* START RECORDS FOR PROCESSING *
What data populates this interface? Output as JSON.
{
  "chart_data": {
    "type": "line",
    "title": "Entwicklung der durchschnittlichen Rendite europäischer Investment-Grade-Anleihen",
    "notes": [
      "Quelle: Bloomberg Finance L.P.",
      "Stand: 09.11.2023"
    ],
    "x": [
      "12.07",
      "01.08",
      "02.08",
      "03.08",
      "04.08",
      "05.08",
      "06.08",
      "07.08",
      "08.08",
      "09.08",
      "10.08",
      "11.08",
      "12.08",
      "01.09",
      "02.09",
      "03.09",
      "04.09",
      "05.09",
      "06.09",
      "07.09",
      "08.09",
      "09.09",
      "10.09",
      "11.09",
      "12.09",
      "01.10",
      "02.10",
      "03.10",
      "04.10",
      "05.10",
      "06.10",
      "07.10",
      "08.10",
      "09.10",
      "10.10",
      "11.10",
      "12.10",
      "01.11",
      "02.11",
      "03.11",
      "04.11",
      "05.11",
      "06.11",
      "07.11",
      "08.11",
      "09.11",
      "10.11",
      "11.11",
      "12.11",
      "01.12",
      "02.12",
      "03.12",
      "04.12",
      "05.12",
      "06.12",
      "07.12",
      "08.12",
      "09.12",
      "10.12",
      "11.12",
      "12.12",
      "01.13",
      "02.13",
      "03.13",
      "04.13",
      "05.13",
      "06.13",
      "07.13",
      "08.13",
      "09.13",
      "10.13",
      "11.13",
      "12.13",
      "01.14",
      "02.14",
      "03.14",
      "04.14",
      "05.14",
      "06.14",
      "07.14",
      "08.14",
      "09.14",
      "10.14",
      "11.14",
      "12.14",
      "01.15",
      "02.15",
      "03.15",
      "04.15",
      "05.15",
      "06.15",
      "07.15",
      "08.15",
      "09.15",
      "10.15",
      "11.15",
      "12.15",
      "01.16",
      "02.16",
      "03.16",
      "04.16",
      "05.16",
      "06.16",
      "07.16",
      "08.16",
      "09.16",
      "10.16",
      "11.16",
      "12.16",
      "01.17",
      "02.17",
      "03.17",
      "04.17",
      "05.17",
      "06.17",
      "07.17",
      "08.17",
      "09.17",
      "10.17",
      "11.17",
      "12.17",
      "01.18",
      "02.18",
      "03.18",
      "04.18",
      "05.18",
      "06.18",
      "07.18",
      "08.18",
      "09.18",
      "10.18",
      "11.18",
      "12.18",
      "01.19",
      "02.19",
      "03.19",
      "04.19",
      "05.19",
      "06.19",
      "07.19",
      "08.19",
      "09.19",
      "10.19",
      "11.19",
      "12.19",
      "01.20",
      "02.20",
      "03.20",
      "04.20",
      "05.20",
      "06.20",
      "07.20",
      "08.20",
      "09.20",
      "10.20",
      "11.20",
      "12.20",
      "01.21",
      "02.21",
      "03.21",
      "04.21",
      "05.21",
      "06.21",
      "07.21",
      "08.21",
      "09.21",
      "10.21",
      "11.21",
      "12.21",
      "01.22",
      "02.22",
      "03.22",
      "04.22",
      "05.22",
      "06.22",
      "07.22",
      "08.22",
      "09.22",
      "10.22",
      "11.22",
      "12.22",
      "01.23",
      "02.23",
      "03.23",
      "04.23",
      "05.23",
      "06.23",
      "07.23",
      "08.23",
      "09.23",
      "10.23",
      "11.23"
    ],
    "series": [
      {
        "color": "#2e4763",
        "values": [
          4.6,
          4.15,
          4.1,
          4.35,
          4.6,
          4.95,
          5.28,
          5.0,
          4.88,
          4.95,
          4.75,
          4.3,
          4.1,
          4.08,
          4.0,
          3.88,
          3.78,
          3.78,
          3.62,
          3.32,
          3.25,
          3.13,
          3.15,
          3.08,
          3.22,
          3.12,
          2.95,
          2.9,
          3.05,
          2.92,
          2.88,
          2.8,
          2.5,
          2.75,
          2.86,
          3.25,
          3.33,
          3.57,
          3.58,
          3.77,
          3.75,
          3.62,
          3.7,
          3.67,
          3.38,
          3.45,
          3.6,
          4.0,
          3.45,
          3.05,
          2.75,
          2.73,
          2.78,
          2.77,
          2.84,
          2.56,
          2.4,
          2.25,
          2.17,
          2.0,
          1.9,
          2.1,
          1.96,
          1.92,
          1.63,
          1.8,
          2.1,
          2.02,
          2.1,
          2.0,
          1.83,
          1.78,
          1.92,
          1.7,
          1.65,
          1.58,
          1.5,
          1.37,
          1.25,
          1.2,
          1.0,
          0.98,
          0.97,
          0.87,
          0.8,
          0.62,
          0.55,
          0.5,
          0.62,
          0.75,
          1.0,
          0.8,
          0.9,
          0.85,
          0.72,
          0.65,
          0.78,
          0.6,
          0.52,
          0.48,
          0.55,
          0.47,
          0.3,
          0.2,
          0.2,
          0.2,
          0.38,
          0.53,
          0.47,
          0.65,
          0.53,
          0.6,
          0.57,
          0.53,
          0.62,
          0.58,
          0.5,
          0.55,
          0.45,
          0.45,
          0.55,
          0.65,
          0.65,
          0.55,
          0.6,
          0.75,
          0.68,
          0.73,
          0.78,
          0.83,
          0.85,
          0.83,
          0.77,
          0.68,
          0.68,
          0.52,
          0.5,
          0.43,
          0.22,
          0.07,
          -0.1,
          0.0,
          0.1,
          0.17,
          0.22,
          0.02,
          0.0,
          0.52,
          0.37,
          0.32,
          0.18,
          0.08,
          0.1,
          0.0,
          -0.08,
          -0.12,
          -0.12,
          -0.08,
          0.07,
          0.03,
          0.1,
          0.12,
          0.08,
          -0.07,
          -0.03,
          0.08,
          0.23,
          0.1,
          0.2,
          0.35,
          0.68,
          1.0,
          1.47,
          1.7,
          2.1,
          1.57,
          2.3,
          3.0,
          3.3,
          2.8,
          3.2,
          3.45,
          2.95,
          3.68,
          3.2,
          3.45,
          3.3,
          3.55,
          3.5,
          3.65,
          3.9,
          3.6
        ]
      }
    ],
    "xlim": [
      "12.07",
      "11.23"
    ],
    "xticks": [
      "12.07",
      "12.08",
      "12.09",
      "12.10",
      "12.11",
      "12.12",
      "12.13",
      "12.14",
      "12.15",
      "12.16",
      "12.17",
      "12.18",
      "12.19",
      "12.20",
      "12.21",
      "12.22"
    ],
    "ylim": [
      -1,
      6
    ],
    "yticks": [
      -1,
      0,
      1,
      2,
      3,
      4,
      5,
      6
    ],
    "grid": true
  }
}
* END RECORDS FOR PROCESSING *
Repeat each record exactly, leaving nothing out.

■ ANSWER TO THIS EXERCISE ■
What data populates this interface? Output as JSON.
{
  "chart_data": {
    "type": "line",
    "title": "Entwicklung der durchschnittlichen Rendite europäischer Investment-Grade-Anleihen",
    "notes": [
      "Quelle: Bloomberg Finance L.P.",
      "Stand: 09.11.2023"
    ],
    "x": [
      "12.07",
      "01.08",
      "02.08",
      "03.08",
      "04.08",
      "05.08",
      "06.08",
      "07.08",
      "08.08",
      "09.08",
      "10.08",
      "11.08",
      "12.08",
      "01.09",
      "02.09",
      "03.09",
      "04.09",
      "05.09",
      "06.09",
      "07.09",
      "08.09",
      "09.09",
      "10.09",
      "11.09",
      "12.09",
      "01.10",
      "02.10",
      "03.10",
      "04.10",
      "05.10",
      "06.10",
      "07.10",
      "08.10",
      "09.10",
      "10.10",
      "11.10",
      "12.10",
      "01.11",
      "02.11",
      "03.11",
      "04.11",
      "05.11",
      "06.11",
      "07.11",
      "08.11",
      "09.11",
      "10.11",
      "11.11",
      "12.11",
      "01.12",
      "02.12",
      "03.12",
      "04.12",
      "05.12",
      "06.12",
      "07.12",
      "08.12",
      "09.12",
      "10.12",
      "11.12",
      "12.12",
      "01.13",
      "02.13",
      "03.13",
      "04.13",
      "05.13",
      "06.13",
      "07.13",
      "08.13",
      "09.13",
      "10.13",
      "11.13",
      "12.13",
      "01.14",
      "02.14",
      "03.14",
      "04.14",
      "05.14",
      "06.14",
      "07.14",
      "08.14",
      "09.14",
      "10.14",
      "11.14",
      "12.14",
      "01.15",
      "02.15",
      "03.15",
      "04.15",
      "05.15",
      "06.15",
      "07.15",
      "08.15",
      "09.15",
      "10.15",
      "11.15",
      "12.15",
      "01.16",
      "02.16",
      "03.16",
      "04.16",
      "05.16",
      "06.16",
      "07.16",
      "08.16",
      "09.16",
      "10.16",
      "11.16",
      "12.16",
      "01.17",
      "02.17",
      "03.17",
      "04.17",
      "05.17",
      "06.17",
      "07.17",
      "08.17",
      "09.17",
      "10.17",
      "11.17",
      "12.17",
      "01.18",
      "02.18",
      "03.18",
      "04.18",
      "05.18",
      "06.18",
      "07.18",
      "08.18",
      "09.18",
      "10.18",
      "11.18",
      "12.18",
      "01.19",
      "02.19",
      "03.19",
      "04.19",
      "05.19",
      "06.19",
      "07.19",
      "08.19",
      "09.19",
      "10.19",
      "11.19",
      "12.19",
      "01.20",
      "02.20",
      "03.20",
      "04.20",
      "05.20",
      "06.20",
      "07.20",
      "08.20",
      "09.20",
      "10.20",
      "11.20",
      "12.20",
      "01.21",
      "02.21",
      "03.21",
      "04.21",
      "05.21",
      "06.21",
      "07.21",
      "08.21",
      "09.21",
      "10.21",
      "11.21",
      "12.21",
      "01.22",
      "02.22",
      "03.22",
      "04.22",
      "05.22",
      "06.22",
      "07.22",
      "08.22",
      "09.22",
      "10.22",
      "11.22",
      "12.22",
      "01.23",
      "02.23",
      "03.23",
      "04.23",
      "05.23",
      "06.23",
      "07.23",
      "08.23",
      "09.23",
      "10.23",
      "11.23"
    ],
    "series": [
      {
        "color": "#2e4763",
        "values": [
          4.6,
          4.15,
          4.1,
          4.35,
          4.6,
          4.95,
          5.28,
          5.0,
          4.88,
          4.95,
          4.75,
          4.3,
          4.1,
          4.08,
          4.0,
          3.88,
          3.78,
          3.78,
          3.62,
          3.32,
          3.25,
          3.13,
          3.15,
          3.08,
          3.22,
          3.12,
          2.95,
          2.9,
          3.05,
          2.92,
          2.88,
          2.8,
          2.5,
          2.75,
          2.86,
          3.25,
          3.33,
          3.57,
          3.58,
          3.77,
          3.75,
          3.62,
          3.7,
          3.67,
          3.38,
          3.45,
          3.6,
          4.0,
          3.45,
          3.05,
          2.75,
          2.73,
          2.78,
          2.77,
          2.84,
          2.56,
          2.4,
          2.25,
          2.17,
          2.0,
          1.9,
          2.1,
          1.96,
          1.92,
          1.63,
          1.8,
          2.1,
          2.02,
          2.1,
          2.0,
          1.83,
          1.78,
          1.92,
          1.7,
          1.65,
          1.58,
          1.5,
          1.37,
          1.25,
          1.2,
          1.0,
          0.98,
          0.97,
          0.87,
          0.8,
          0.62,
          0.55,
          0.5,
          0.62,
          0.75,
          1.0,
          0.8,
          0.9,
          0.85,
          0.72,
          0.65,
          0.78,
          0.6,
          0.52,
          0.48,
          0.55,
          0.47,
          0.3,
          0.2,
          0.2,
          0.2,
          0.38,
          0.53,
          0.47,
          0.65,
          0.53,
          0.6,
          0.57,
          0.53,
          0.62,
          0.58,
          0.5,
          0.55,
          0.45,
          0.45,
          0.55,
          0.65,
          0.65,
          0.55,
          0.6,
          0.75,
          0.68,
          0.73,
          0.78,
          0.83,
          0.85,
          0.83,
          0.77,
          0.68,
          0.68,
          0.52,
          0.5,
          0.43,
          0.22,
          0.07,
          -0.1,
          0.0,
          0.1,
          0.17,
          0.22,
          0.02,
          0.0,
          0.52,
          0.37,
          0.32,
          0.18,
          0.08,
          0.1,
          0.0,
          -0.08,
          -0.12,
          -0.12,
          -0.08,
          0.07,
          0.03,
          0.1,
          0.12,
          0.08,
          -0.07,
          -0.03,
          0.08,
          0.23,
          0.1,
          0.2,
          0.35,
          0.68,
          1.0,
          1.47,
          1.7,
          2.1,
          1.57,
          2.3,
          3.0,
          3.3,
          2.8,
          3.2,
          3.45,
          2.95,
          3.68,
          3.2,
          3.45,
          3.3,
          3.55,
          3.5,
          3.65,
          3.9,
          3.6
        ]
      }
    ],
    "xlim": [
      "12.07",
      "11.23"
    ],
    "xticks": [
      "12.07",
      "12.08",
      "12.09",
      "12.10",
      "12.11",
      "12.12",
      "12.13",
      "12.14",
      "12.15",
      "12.16",
      "12.17",
      "12.18",
      "12.19",
      "12.20",
      "12.21",
      "12.22"
    ],
    "ylim": [
      -1,
      6
    ],
    "yticks": [
      -1,
      0,
      1,
      2,
      3,
      4,
      5,
      6
    ],
    "grid": true
  }
}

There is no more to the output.